• _Task objective_: Copy each line exactly. Drop every picture.

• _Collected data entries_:
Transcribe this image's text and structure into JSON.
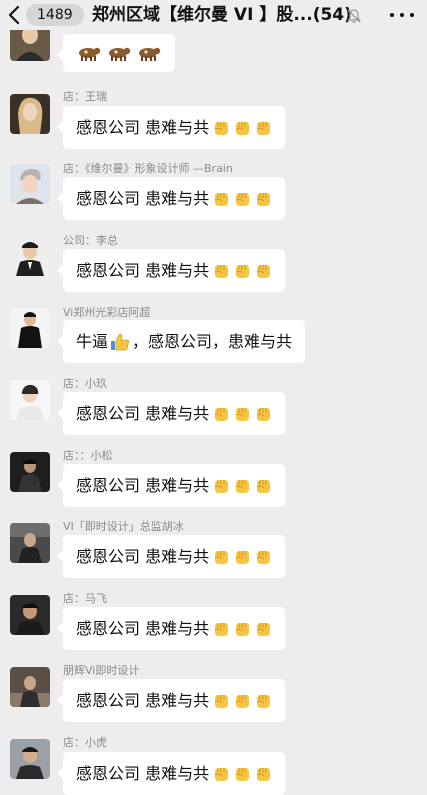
{
  "header": {
    "unread_count": "1489",
    "title": "郑州区域【维尔曼 VI 】股...",
    "member_count": "(54)"
  },
  "colors": {
    "background": "#ededed",
    "bubble": "#ffffff",
    "sender_text": "#8a8a8a",
    "emoji_fist": "#f6c544"
  },
  "messages": [
    {
      "sender": "",
      "text": "",
      "emoji": "cow",
      "emoji_count": 3
    },
    {
      "sender": "店：王瑞",
      "text": "感恩公司 患难与共",
      "emoji": "fist",
      "emoji_count": 3
    },
    {
      "sender": "店：《维尔曼》形象设计师 —Brain",
      "text": "感恩公司 患难与共",
      "emoji": "fist",
      "emoji_count": 3
    },
    {
      "sender": "公司：李总",
      "text": "感恩公司 患难与共",
      "emoji": "fist",
      "emoji_count": 3
    },
    {
      "sender": "Vi郑州光彩店阿超",
      "text_before": "牛逼",
      "text_after": "，感恩公司，患难与共",
      "emoji": "thumbs-up",
      "emoji_count": 1
    },
    {
      "sender": "店：小玖",
      "text": "感恩公司 患难与共",
      "emoji": "fist",
      "emoji_count": 3
    },
    {
      "sender": "店：：小松",
      "text": "感恩公司 患难与共",
      "emoji": "fist",
      "emoji_count": 3
    },
    {
      "sender": "VI「即时设计」总监胡冰",
      "text": "感恩公司 患难与共",
      "emoji": "fist",
      "emoji_count": 3
    },
    {
      "sender": "店：马飞",
      "text": "感恩公司 患难与共",
      "emoji": "fist",
      "emoji_count": 3
    },
    {
      "sender": "朋辉Vi即时设计",
      "text": "感恩公司 患难与共",
      "emoji": "fist",
      "emoji_count": 3
    },
    {
      "sender": "店：小虎",
      "text": "感恩公司 患难与共",
      "emoji": "fist",
      "emoji_count": 3
    }
  ]
}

• _Task response_:
Transcribe this image's text and structure into JSON.
{
  "header": {
    "unread_count": "1489",
    "title": "郑州区域【维尔曼 VI 】股...",
    "member_count": "(54)"
  },
  "colors": {
    "background": "#ededed",
    "bubble": "#ffffff",
    "sender_text": "#8a8a8a",
    "emoji_fist": "#f6c544"
  },
  "messages": [
    {
      "sender": "",
      "text": "",
      "emoji": "cow",
      "emoji_count": 3
    },
    {
      "sender": "店：王瑞",
      "text": "感恩公司 患难与共",
      "emoji": "fist",
      "emoji_count": 3
    },
    {
      "sender": "店：《维尔曼》形象设计师 —Brain",
      "text": "感恩公司 患难与共",
      "emoji": "fist",
      "emoji_count": 3
    },
    {
      "sender": "公司：李总",
      "text": "感恩公司 患难与共",
      "emoji": "fist",
      "emoji_count": 3
    },
    {
      "sender": "Vi郑州光彩店阿超",
      "text_before": "牛逼",
      "text_after": "，感恩公司，患难与共",
      "emoji": "thumbs-up",
      "emoji_count": 1
    },
    {
      "sender": "店：小玖",
      "text": "感恩公司 患难与共",
      "emoji": "fist",
      "emoji_count": 3
    },
    {
      "sender": "店：：小松",
      "text": "感恩公司 患难与共",
      "emoji": "fist",
      "emoji_count": 3
    },
    {
      "sender": "VI「即时设计」总监胡冰",
      "text": "感恩公司 患难与共",
      "emoji": "fist",
      "emoji_count": 3
    },
    {
      "sender": "店：马飞",
      "text": "感恩公司 患难与共",
      "emoji": "fist",
      "emoji_count": 3
    },
    {
      "sender": "朋辉Vi即时设计",
      "text": "感恩公司 患难与共",
      "emoji": "fist",
      "emoji_count": 3
    },
    {
      "sender": "店：小虎",
      "text": "感恩公司 患难与共",
      "emoji": "fist",
      "emoji_count": 3
    }
  ]
}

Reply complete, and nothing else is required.